§ Challenge: Within this material, how many lines have the string "from" in them? The answer is a number, with nothing added.

§ Material shown:

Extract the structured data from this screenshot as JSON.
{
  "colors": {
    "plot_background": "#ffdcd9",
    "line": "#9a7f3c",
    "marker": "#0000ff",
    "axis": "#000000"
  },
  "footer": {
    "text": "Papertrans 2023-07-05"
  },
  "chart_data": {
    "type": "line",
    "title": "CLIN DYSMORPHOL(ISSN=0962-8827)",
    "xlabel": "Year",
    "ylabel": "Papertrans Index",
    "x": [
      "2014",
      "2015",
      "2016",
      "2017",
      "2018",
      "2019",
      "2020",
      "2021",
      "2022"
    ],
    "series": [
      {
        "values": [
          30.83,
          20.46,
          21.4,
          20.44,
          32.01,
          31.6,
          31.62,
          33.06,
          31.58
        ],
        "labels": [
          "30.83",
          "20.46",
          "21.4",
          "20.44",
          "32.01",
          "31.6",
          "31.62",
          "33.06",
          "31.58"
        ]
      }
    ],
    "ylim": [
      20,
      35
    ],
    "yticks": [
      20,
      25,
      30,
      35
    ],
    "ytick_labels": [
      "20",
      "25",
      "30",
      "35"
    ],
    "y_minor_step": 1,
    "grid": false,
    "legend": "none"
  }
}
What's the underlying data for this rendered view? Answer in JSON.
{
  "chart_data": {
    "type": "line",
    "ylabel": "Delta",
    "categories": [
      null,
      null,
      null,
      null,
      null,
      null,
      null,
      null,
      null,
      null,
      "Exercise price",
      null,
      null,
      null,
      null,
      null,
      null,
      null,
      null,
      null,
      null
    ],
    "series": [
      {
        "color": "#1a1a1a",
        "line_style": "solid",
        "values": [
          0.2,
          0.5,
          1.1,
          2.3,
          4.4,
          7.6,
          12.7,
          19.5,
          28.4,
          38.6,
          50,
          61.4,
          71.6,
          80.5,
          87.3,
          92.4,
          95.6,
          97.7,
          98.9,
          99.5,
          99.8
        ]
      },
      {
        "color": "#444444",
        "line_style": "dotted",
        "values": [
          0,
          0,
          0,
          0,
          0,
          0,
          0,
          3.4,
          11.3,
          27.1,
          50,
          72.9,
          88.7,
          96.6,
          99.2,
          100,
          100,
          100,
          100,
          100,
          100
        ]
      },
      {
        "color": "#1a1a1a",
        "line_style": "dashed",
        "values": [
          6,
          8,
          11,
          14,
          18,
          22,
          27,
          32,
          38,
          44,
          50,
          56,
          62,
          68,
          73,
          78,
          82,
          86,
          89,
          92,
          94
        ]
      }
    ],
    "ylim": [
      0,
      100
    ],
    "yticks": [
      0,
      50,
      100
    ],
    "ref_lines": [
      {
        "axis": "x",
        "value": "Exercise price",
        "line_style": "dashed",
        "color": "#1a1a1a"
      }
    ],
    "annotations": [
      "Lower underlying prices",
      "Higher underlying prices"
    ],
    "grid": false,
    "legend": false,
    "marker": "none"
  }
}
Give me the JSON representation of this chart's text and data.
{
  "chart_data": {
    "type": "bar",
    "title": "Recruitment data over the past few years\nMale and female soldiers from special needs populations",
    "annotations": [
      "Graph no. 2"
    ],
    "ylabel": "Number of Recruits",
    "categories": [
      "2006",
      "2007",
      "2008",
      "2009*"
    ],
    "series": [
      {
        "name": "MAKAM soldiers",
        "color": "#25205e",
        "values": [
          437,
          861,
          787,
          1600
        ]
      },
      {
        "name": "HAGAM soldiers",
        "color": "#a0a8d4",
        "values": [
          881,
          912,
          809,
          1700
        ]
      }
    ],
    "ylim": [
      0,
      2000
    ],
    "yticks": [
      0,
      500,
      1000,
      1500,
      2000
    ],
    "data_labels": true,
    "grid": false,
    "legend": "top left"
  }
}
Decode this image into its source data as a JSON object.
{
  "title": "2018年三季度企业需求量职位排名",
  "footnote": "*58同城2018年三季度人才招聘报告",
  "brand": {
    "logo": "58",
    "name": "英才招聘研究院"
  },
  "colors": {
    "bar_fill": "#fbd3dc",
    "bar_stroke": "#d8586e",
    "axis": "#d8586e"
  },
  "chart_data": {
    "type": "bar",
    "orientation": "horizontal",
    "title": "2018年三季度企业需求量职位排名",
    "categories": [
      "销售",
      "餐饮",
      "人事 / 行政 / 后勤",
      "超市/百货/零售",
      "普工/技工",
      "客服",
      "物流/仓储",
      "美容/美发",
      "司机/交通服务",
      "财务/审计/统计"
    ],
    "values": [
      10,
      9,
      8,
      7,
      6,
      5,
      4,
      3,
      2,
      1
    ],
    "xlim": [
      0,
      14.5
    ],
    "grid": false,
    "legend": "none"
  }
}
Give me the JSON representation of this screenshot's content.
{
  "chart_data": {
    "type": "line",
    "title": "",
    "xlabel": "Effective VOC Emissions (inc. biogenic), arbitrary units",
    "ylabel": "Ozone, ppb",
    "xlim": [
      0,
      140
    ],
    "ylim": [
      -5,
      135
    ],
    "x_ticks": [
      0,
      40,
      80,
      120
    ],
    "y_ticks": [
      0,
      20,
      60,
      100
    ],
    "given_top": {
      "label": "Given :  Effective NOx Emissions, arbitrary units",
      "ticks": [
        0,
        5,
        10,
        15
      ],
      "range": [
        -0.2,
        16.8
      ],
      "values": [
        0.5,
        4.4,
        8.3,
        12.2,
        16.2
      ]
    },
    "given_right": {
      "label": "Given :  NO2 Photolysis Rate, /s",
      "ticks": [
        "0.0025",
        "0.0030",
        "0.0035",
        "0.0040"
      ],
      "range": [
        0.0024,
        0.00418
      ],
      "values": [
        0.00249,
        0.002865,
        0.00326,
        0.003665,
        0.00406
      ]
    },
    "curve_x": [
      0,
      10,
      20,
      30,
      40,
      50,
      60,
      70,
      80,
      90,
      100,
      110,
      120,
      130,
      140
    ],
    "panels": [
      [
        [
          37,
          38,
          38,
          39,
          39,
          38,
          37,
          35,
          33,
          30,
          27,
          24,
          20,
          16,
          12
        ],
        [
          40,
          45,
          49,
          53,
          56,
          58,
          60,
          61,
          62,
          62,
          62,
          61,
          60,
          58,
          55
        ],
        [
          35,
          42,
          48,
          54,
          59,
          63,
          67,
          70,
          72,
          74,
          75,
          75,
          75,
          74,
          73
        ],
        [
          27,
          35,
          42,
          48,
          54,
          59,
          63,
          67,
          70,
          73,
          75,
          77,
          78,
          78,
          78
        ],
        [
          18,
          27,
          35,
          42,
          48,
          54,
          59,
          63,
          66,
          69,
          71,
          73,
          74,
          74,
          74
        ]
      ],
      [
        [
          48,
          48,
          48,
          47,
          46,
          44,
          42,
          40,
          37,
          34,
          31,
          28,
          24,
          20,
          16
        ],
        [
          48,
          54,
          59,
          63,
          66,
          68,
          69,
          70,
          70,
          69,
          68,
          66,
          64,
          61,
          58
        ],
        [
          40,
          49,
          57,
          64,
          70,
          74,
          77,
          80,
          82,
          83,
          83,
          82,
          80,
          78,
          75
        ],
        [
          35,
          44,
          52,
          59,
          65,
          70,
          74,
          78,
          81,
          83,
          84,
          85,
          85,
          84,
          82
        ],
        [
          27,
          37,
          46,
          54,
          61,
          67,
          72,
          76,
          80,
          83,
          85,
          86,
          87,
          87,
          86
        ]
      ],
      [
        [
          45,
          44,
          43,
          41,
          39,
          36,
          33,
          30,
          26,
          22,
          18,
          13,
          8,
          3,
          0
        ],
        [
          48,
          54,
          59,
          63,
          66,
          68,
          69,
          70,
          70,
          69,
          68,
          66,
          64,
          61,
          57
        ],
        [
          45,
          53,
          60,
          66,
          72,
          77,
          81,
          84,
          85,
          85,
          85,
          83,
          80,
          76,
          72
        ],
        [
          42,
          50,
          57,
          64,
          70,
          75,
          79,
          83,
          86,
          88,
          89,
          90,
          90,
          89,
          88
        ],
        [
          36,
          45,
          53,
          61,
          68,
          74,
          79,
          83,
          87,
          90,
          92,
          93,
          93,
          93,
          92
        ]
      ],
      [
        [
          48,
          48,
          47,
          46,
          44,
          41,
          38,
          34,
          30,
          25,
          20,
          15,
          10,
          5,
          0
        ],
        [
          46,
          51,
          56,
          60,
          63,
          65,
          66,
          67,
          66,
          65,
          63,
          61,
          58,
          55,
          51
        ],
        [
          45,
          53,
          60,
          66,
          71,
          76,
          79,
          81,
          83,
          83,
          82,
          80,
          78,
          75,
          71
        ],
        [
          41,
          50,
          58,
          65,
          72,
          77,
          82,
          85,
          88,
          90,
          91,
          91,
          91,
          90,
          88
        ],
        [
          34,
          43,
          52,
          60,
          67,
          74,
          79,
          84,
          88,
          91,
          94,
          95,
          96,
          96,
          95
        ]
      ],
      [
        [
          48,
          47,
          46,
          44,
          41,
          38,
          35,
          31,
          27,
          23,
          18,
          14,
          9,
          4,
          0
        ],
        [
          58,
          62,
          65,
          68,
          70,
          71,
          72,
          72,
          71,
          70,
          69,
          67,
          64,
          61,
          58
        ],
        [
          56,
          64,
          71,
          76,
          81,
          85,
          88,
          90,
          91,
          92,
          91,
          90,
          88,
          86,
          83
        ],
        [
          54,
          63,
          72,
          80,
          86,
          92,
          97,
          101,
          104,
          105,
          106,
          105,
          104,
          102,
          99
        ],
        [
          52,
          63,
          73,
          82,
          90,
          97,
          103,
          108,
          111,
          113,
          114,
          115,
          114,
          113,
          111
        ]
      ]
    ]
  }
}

§ Result: 2